● **AIM OF THE TASK**: Repeat the listing in full, word for word.

● **RAW DATA**:
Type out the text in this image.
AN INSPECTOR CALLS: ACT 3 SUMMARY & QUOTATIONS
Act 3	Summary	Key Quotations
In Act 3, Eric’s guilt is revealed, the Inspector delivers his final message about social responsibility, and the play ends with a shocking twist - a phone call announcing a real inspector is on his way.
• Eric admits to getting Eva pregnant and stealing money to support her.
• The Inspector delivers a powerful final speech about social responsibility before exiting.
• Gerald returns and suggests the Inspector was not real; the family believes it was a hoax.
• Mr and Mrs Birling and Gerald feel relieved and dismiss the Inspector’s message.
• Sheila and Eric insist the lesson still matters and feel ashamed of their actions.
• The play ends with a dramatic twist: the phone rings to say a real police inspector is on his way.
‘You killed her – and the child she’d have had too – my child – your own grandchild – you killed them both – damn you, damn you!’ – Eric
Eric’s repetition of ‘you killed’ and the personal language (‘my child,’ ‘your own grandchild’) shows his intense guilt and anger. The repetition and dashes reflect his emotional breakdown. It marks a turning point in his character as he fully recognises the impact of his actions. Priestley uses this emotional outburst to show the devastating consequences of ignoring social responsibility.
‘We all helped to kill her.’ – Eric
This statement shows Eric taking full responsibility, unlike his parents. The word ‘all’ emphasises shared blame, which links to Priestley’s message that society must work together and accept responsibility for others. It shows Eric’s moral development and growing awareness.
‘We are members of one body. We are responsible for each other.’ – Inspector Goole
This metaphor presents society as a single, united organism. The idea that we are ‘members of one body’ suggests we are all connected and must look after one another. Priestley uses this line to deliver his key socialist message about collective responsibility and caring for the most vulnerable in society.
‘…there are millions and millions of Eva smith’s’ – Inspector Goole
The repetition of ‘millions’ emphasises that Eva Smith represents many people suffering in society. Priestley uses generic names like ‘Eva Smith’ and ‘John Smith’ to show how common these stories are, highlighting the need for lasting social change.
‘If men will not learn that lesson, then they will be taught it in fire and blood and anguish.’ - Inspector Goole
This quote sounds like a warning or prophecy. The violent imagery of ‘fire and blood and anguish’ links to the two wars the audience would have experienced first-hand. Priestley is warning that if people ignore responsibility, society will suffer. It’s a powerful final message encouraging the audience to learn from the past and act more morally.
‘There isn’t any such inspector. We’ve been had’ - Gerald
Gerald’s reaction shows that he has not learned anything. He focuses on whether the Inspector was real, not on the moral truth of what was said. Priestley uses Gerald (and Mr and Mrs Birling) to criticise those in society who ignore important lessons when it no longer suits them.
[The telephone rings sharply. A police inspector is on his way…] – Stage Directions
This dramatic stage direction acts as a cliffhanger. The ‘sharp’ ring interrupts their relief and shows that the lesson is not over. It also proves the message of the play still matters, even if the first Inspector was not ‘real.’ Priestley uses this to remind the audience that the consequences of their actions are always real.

● **WORKED ANSWER**:
Type out the text in this image.
AN INSPECTOR CALLS: ACT 3 SUMMARY & QUOTATIONS
Act 3	Summary	Key Quotations
In Act 3, Eric’s guilt is revealed, the Inspector delivers his final message about social responsibility, and the play ends with a shocking twist - a phone call announcing a real inspector is on his way.
• Eric admits to getting Eva pregnant and stealing money to support her.
• The Inspector delivers a powerful final speech about social responsibility before exiting.
• Gerald returns and suggests the Inspector was not real; the family believes it was a hoax.
• Mr and Mrs Birling and Gerald feel relieved and dismiss the Inspector’s message.
• Sheila and Eric insist the lesson still matters and feel ashamed of their actions.
• The play ends with a dramatic twist: the phone rings to say a real police inspector is on his way.
‘You killed her – and the child she’d have had too – my child – your own grandchild – you killed them both – damn you, damn you!’ – Eric
Eric’s repetition of ‘you killed’ and the personal language (‘my child,’ ‘your own grandchild’) shows his intense guilt and anger. The repetition and dashes reflect his emotional breakdown. It marks a turning point in his character as he fully recognises the impact of his actions. Priestley uses this emotional outburst to show the devastating consequences of ignoring social responsibility.
‘We all helped to kill her.’ – Eric
This statement shows Eric taking full responsibility, unlike his parents. The word ‘all’ emphasises shared blame, which links to Priestley’s message that society must work together and accept responsibility for others. It shows Eric’s moral development and growing awareness.
‘We are members of one body. We are responsible for each other.’ – Inspector Goole
This metaphor presents society as a single, united organism. The idea that we are ‘members of one body’ suggests we are all connected and must look after one another. Priestley uses this line to deliver his key socialist message about collective responsibility and caring for the most vulnerable in society.
‘…there are millions and millions of Eva smith’s’ – Inspector Goole
The repetition of ‘millions’ emphasises that Eva Smith represents many people suffering in society. Priestley uses generic names like ‘Eva Smith’ and ‘John Smith’ to show how common these stories are, highlighting the need for lasting social change.
‘If men will not learn that lesson, then they will be taught it in fire and blood and anguish.’ - Inspector Goole
This quote sounds like a warning or prophecy. The violent imagery of ‘fire and blood and anguish’ links to the two wars the audience would have experienced first-hand. Priestley is warning that if people ignore responsibility, society will suffer. It’s a powerful final message encouraging the audience to learn from the past and act more morally.
‘There isn’t any such inspector. We’ve been had’ - Gerald
Gerald’s reaction shows that he has not learned anything. He focuses on whether the Inspector was real, not on the moral truth of what was said. Priestley uses Gerald (and Mr and Mrs Birling) to criticise those in society who ignore important lessons when it no longer suits them.
[The telephone rings sharply. A police inspector is on his way…] – Stage Directions
This dramatic stage direction acts as a cliffhanger. The ‘sharp’ ring interrupts their relief and shows that the lesson is not over. It also proves the message of the play still matters, even if the first Inspector was not ‘real.’ Priestley uses this to remind the audience that the consequences of their actions are always real.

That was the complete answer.